* [Task description] In the material below, count the lines with the word "gamma" and state that number only.

------ Data lines ------

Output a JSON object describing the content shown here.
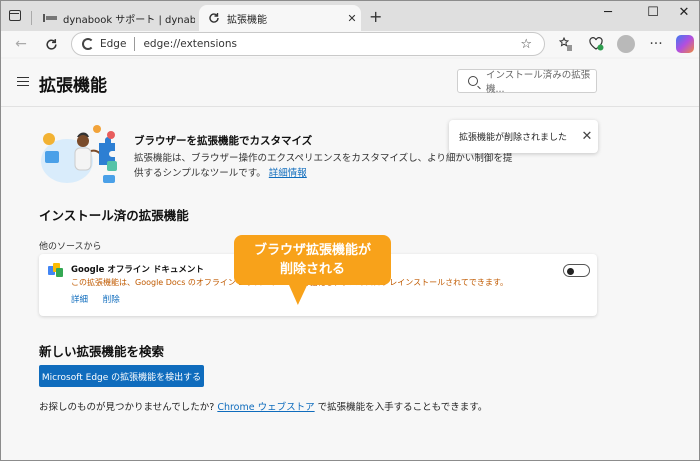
{
  "tabs": [
    {
      "title": "dynabook サポート | dynabook (ダ",
      "active": false
    },
    {
      "title": "拡張機能",
      "active": true
    }
  ],
  "address_bar": {
    "brand": "Edge",
    "url": "edge://extensions"
  },
  "page": {
    "title": "拡張機能",
    "search_placeholder": "インストール済みの拡張機..."
  },
  "toast": {
    "message": "拡張機能が削除されました"
  },
  "promo": {
    "title": "ブラウザーを拡張機能でカスタマイズ",
    "text": "拡張機能は、ブラウザー操作のエクスペリエンスをカスタマイズし、より細かい制御を提供するシンプルなツールです。",
    "link": "詳細情報"
  },
  "installed": {
    "heading": "インストール済の拡張機能",
    "source_label": "他のソースから",
    "extension": {
      "name": "Google オフライン ドキュメント",
      "description": "この拡張機能は、Google Docs のオフライン エクスペリエンスを強化し、デバイスにプレインストールされてできます。",
      "details_label": "詳細",
      "remove_label": "削除"
    }
  },
  "find_new": {
    "heading": "新しい拡張機能を検索",
    "button_label": "Microsoft Edge の拡張機能を検出する",
    "footer_prefix": "お探しのものが見つかりませんでしたか?",
    "footer_link": "Chrome ウェブストア",
    "footer_suffix": "で拡張機能を入手することもできます。"
  },
  "callout": {
    "line1": "ブラウザ拡張機能が",
    "line2": "削除される"
  },
  "colors": {
    "accent": "#0f6cbd",
    "callout": "#f8a21a",
    "warning_text": "#c05a00"
  }
}
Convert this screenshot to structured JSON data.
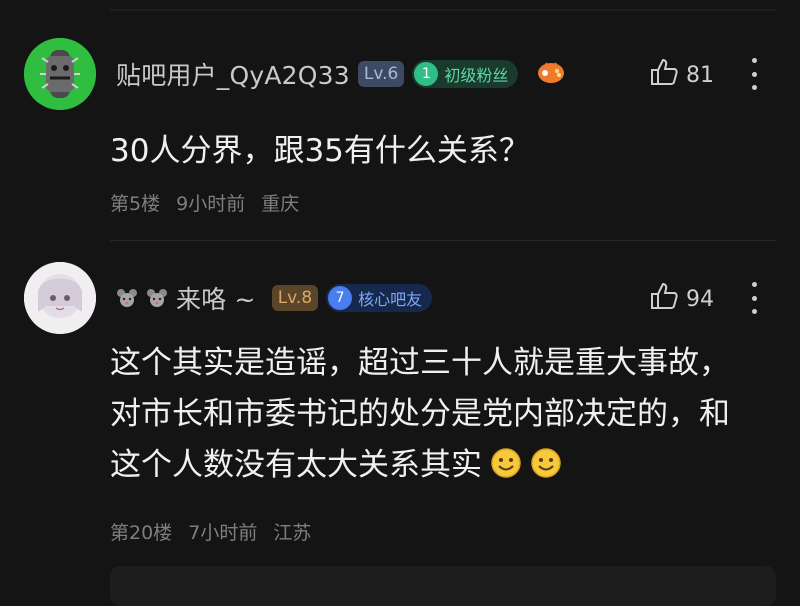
{
  "comments": [
    {
      "username": "贴吧用户_QyA2Q33",
      "level": "Lv.6",
      "badge_number": "1",
      "badge_label": "初级粉丝",
      "likes": "81",
      "text_lines": [
        "30人分界，跟35有什么关系？"
      ],
      "floor": "第5楼",
      "time": "9小时前",
      "location": "重庆"
    },
    {
      "username": "来咯 ~",
      "level": "Lv.8",
      "badge_number": "7",
      "badge_label": "核心吧友",
      "likes": "94",
      "text_lines": [
        "这个其实是造谣，超过三十人就是重大事故，",
        "对市长和市委书记的处分是党内部决定的，和",
        "这个人数没有太大关系其实"
      ],
      "floor": "第20楼",
      "time": "7小时前",
      "location": "江苏"
    }
  ],
  "icons": {
    "like": "thumbs-up-icon",
    "more": "more-vertical-icon",
    "smile": "smile-emoji-icon",
    "mouse": "mouse-emoji-icon",
    "game": "gamepad-icon"
  },
  "colors": {
    "background": "#141414",
    "level6": "#3d4a63",
    "level8": "#5a4529",
    "badge_green": "#2fbf86",
    "badge_blue": "#4a7df0"
  }
}
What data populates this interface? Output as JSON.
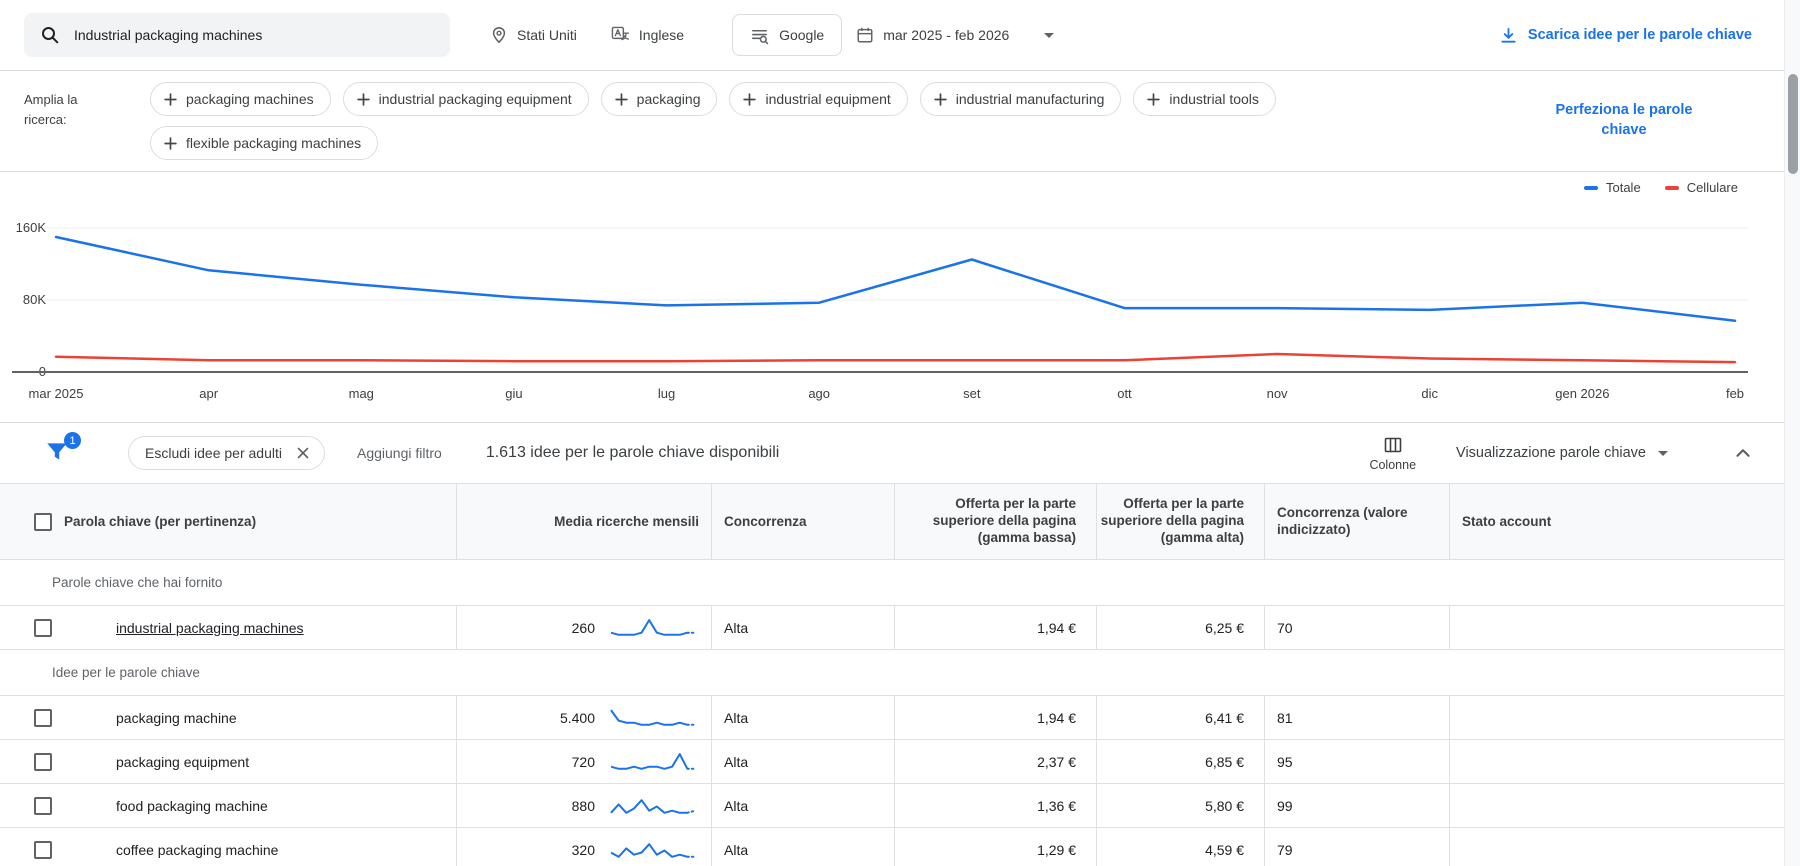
{
  "topbar": {
    "search_value": "Industrial packaging machines",
    "location": "Stati Uniti",
    "language": "Inglese",
    "network": "Google",
    "date_range": "mar 2025 - feb 2026",
    "download_label": "Scarica idee per le parole chiave"
  },
  "broaden": {
    "label": "Amplia la ricerca:",
    "chips": [
      "packaging machines",
      "industrial packaging equipment",
      "packaging",
      "industrial equipment",
      "industrial manufacturing",
      "industrial tools",
      "flexible packaging machines"
    ],
    "refine_label": "Perfeziona le parole chiave"
  },
  "chart_data": {
    "type": "line",
    "x": [
      "mar 2025",
      "apr",
      "mag",
      "giu",
      "lug",
      "ago",
      "set",
      "ott",
      "nov",
      "dic",
      "gen 2026",
      "feb"
    ],
    "series": [
      {
        "name": "Totale",
        "color": "#1a73e8",
        "values": [
          150000,
          113000,
          97000,
          83000,
          74000,
          77000,
          125000,
          71000,
          71000,
          69000,
          77000,
          57000
        ]
      },
      {
        "name": "Cellulare",
        "color": "#ea4335",
        "values": [
          17000,
          13000,
          13000,
          12000,
          12000,
          13000,
          13000,
          13000,
          20000,
          15000,
          13000,
          11000
        ]
      }
    ],
    "y_ticks": [
      {
        "label": "160K",
        "value": 160000
      },
      {
        "label": "80K",
        "value": 80000
      },
      {
        "label": "0",
        "value": 0
      }
    ],
    "ylim": [
      0,
      180000
    ],
    "grid": true,
    "legend_position": "top-right"
  },
  "filterbar": {
    "badge": "1",
    "exclude_chip": "Escludi idee per adulti",
    "add_filter": "Aggiungi filtro",
    "ideas_count": "1.613 idee per le parole chiave disponibili",
    "columns_label": "Colonne",
    "view_label": "Visualizzazione parole chiave"
  },
  "table": {
    "headers": {
      "keyword": "Parola chiave (per pertinenza)",
      "searches": "Media ricerche mensili",
      "competition": "Concorrenza",
      "bid_low": "Offerta per la parte superiore della pagina (gamma bassa)",
      "bid_high": "Offerta per la parte superiore della pagina (gamma alta)",
      "competition_index": "Concorrenza (valore indicizzato)",
      "account_status": "Stato account"
    },
    "groups": [
      {
        "section": "Parole chiave che hai fornito",
        "rows": [
          {
            "keyword": "industrial packaging machines",
            "searches": "260",
            "competition": "Alta",
            "bid_low": "1,94 €",
            "bid_high": "6,25 €",
            "index": "70",
            "spark": [
              3,
              2,
              2,
              2,
              3,
              9,
              3,
              2,
              2,
              2,
              3,
              3
            ]
          }
        ]
      },
      {
        "section": "Idee per le parole chiave",
        "rows": [
          {
            "keyword": "packaging machine",
            "searches": "5.400",
            "competition": "Alta",
            "bid_low": "1,94 €",
            "bid_high": "6,41 €",
            "index": "81",
            "spark": [
              9,
              4,
              3,
              3,
              2,
              2,
              3,
              2,
              2,
              3,
              2,
              2
            ]
          },
          {
            "keyword": "packaging equipment",
            "searches": "720",
            "competition": "Alta",
            "bid_low": "2,37 €",
            "bid_high": "6,85 €",
            "index": "95",
            "spark": [
              3,
              2,
              2,
              3,
              2,
              3,
              3,
              2,
              3,
              9,
              2,
              2
            ]
          },
          {
            "keyword": "food packaging machine",
            "searches": "880",
            "competition": "Alta",
            "bid_low": "1,36 €",
            "bid_high": "5,80 €",
            "index": "99",
            "spark": [
              2,
              6,
              2,
              4,
              8,
              3,
              5,
              2,
              3,
              2,
              2,
              3
            ]
          },
          {
            "keyword": "coffee packaging machine",
            "searches": "320",
            "competition": "Alta",
            "bid_low": "1,29 €",
            "bid_high": "4,59 €",
            "index": "79",
            "spark": [
              4,
              2,
              6,
              3,
              4,
              8,
              3,
              5,
              2,
              3,
              2,
              2
            ]
          }
        ]
      }
    ]
  }
}
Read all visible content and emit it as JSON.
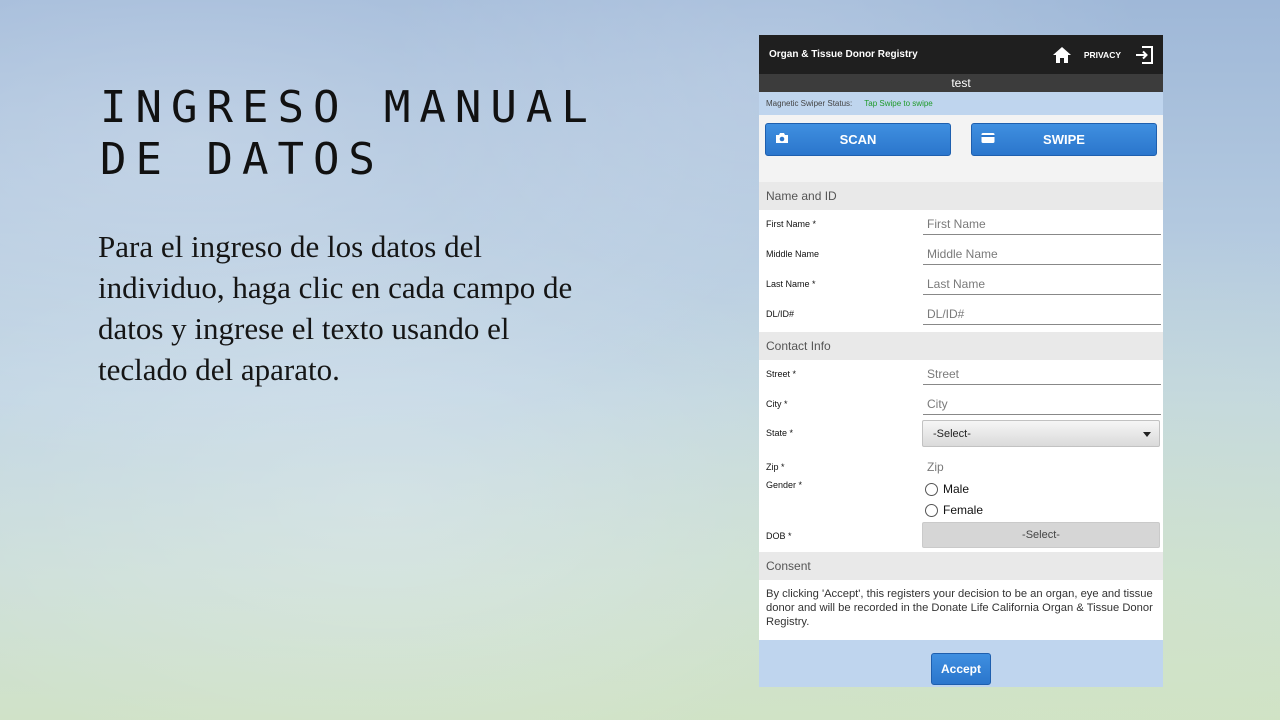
{
  "slide": {
    "title": "INGRESO MANUAL DE DATOS",
    "body": "Para el ingreso de los datos del individuo, haga clic en cada campo de datos y ingrese el texto usando el teclado del aparato."
  },
  "app": {
    "header": {
      "title": "Organ & Tissue Donor Registry",
      "privacy_label": "PRIVACY",
      "home_icon": "home-icon",
      "exit_icon": "exit-icon"
    },
    "banner": "test",
    "swiper": {
      "label": "Magnetic Swiper Status:",
      "value": "Tap Swipe to swipe",
      "value_color": "#1f9a2a"
    },
    "buttons": {
      "scan_label": "SCAN",
      "scan_icon": "camera-icon",
      "swipe_label": "SWIPE",
      "swipe_icon": "card-icon",
      "accent": "#2b76cc"
    },
    "name_section": {
      "title": "Name and ID",
      "fields": [
        {
          "label": "First Name *",
          "placeholder": "First Name"
        },
        {
          "label": "Middle Name",
          "placeholder": "Middle Name"
        },
        {
          "label": "Last Name *",
          "placeholder": "Last Name"
        },
        {
          "label": "DL/ID#",
          "placeholder": "DL/ID#"
        }
      ]
    },
    "contact_section": {
      "title": "Contact Info",
      "street": {
        "label": "Street *",
        "placeholder": "Street"
      },
      "city": {
        "label": "City *",
        "placeholder": "City"
      },
      "state": {
        "label": "State *",
        "selected": "-Select-"
      },
      "zip": {
        "label": "Zip *",
        "placeholder": "Zip"
      },
      "gender": {
        "label": "Gender *",
        "options": [
          "Male",
          "Female"
        ]
      },
      "dob": {
        "label": "DOB *",
        "selected": "-Select-"
      }
    },
    "consent_section": {
      "title": "Consent",
      "text": "By clicking 'Accept', this registers your decision to be an organ, eye and tissue donor and will be recorded in the Donate Life California Organ & Tissue Donor Registry.",
      "accept_label": "Accept"
    }
  }
}
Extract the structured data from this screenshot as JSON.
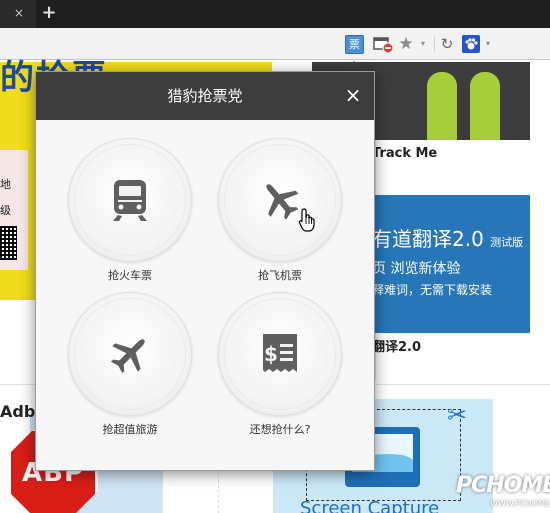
{
  "browser": {
    "tab_close": "×",
    "new_tab": "+",
    "toolbar": {
      "ticket_ext": "票",
      "star": "★",
      "caret": "▾",
      "refresh": "↻"
    }
  },
  "page": {
    "yellow_banner_text": "的抢票",
    "qr_card_lines": [
      "地",
      "级"
    ],
    "trackme_label": "Track Me",
    "youdao": {
      "title": "有道翻译2.0",
      "badge": "测试版",
      "line1": "页 浏览新体验",
      "line2": "释难词，无需下载安装",
      "label": "翻译2.0"
    },
    "adb_label": "Adb",
    "abp_text": "ABP",
    "screen_capture_label": "Screen Capture",
    "watermark": "PCHOME",
    "watermark_sub": "WWW.PCHOME.NET"
  },
  "popup": {
    "title": "猎豹抢票党",
    "close": "×",
    "options": [
      {
        "label": "抢火车票",
        "icon": "train-icon"
      },
      {
        "label": "抢飞机票",
        "icon": "airplane-icon"
      },
      {
        "label": "抢超值旅游",
        "icon": "airplane-icon"
      },
      {
        "label": "还想抢什么?",
        "icon": "receipt-dollar-icon"
      }
    ]
  },
  "colors": {
    "popup_header": "#3d3d3d",
    "icon_gray": "#5f5f5f",
    "yellow_banner": "#f0dc1a",
    "youdao_blue": "#2776b8",
    "abp_red": "#d91e18"
  }
}
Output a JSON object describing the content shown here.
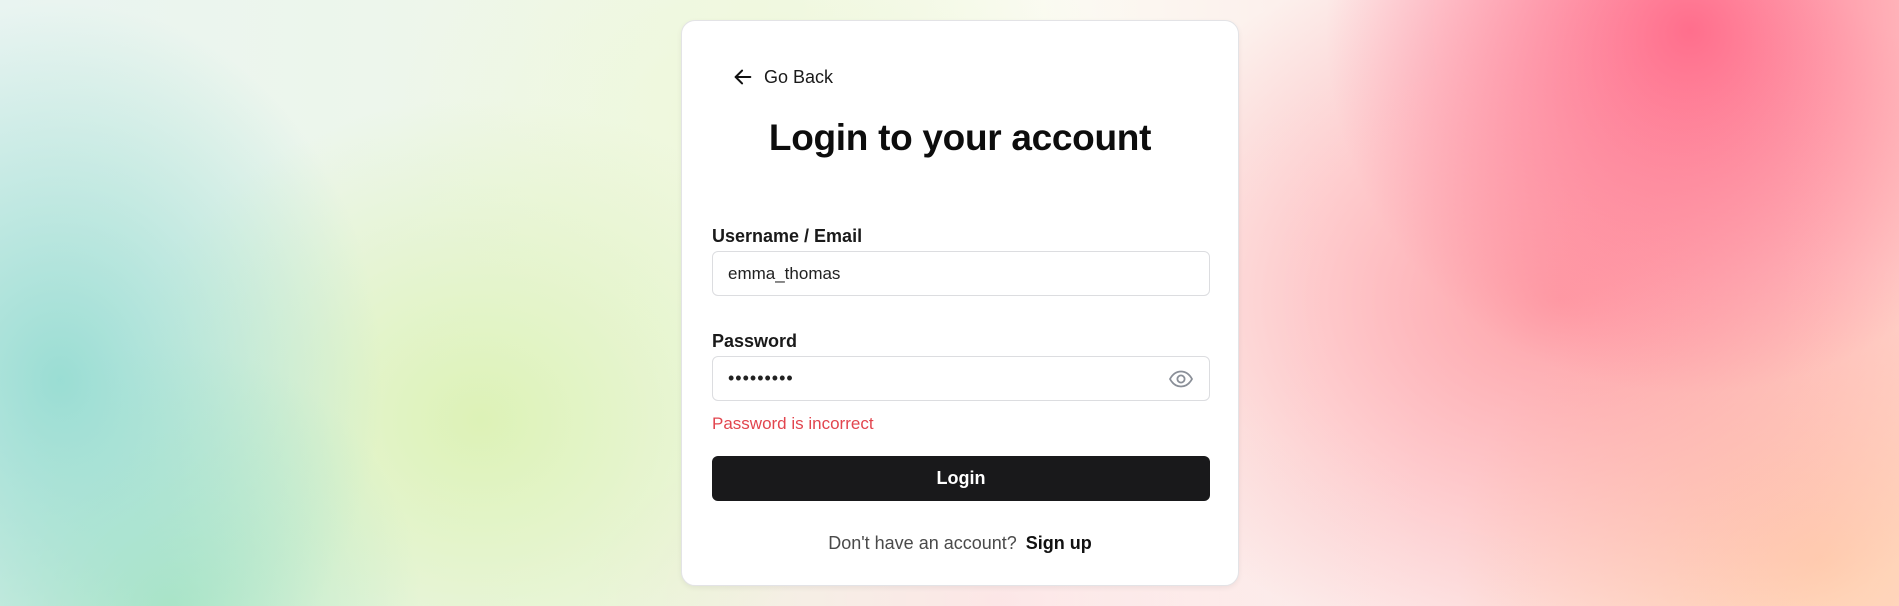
{
  "nav": {
    "back_label": "Go Back",
    "back_icon": "arrow-left-icon"
  },
  "title": "Login to your account",
  "form": {
    "username_label": "Username / Email",
    "username_value": "emma_thomas",
    "password_label": "Password",
    "password_value": "•••••••••",
    "password_toggle_icon": "eye-icon",
    "error_message": "Password is incorrect",
    "submit_label": "Login"
  },
  "footer": {
    "prompt": "Don't have an account?",
    "signup_label": "Sign up"
  },
  "colors": {
    "error": "#e2454e",
    "button_bg": "#19191b",
    "button_text": "#ffffff"
  }
}
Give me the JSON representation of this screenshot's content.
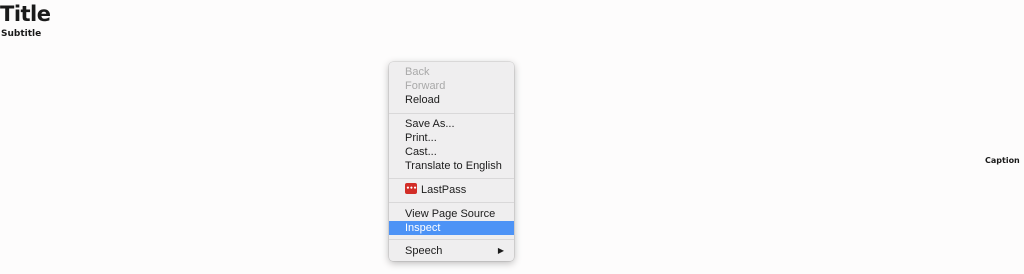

------

* [Response] 2